Go over the listing below line by line and tally those containing "أبـي". Give only the tally.

..............................

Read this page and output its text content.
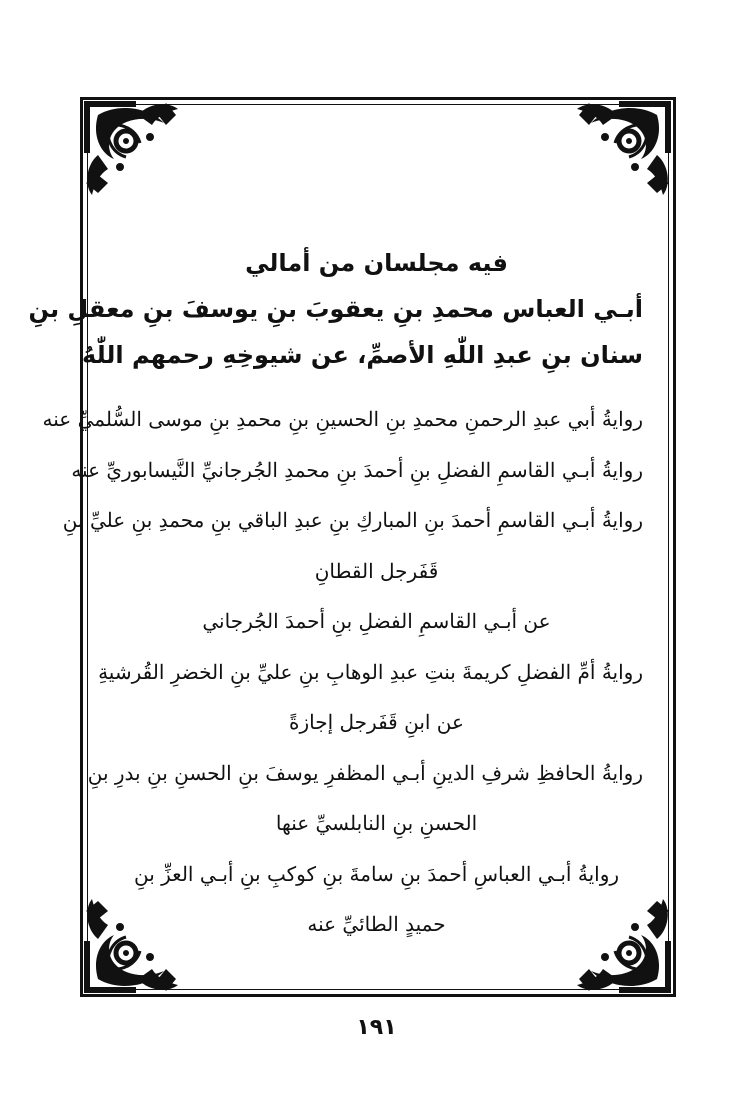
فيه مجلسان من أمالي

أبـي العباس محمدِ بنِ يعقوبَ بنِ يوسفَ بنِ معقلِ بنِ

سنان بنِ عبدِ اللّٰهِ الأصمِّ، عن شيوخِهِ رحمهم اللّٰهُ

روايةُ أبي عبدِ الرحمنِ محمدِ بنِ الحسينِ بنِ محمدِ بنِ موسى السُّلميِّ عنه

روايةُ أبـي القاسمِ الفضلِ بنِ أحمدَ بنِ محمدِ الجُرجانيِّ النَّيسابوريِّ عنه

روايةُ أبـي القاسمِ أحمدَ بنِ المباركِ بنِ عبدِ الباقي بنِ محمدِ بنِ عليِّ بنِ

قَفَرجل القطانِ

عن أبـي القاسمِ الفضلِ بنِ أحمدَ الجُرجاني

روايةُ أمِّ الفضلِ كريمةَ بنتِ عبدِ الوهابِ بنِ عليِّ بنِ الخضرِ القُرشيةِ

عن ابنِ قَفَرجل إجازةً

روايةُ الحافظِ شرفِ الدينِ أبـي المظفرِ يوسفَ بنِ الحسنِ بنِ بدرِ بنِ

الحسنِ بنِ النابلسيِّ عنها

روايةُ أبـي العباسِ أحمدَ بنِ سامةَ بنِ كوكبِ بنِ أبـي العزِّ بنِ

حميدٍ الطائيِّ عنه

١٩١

..............................

Written solution:
6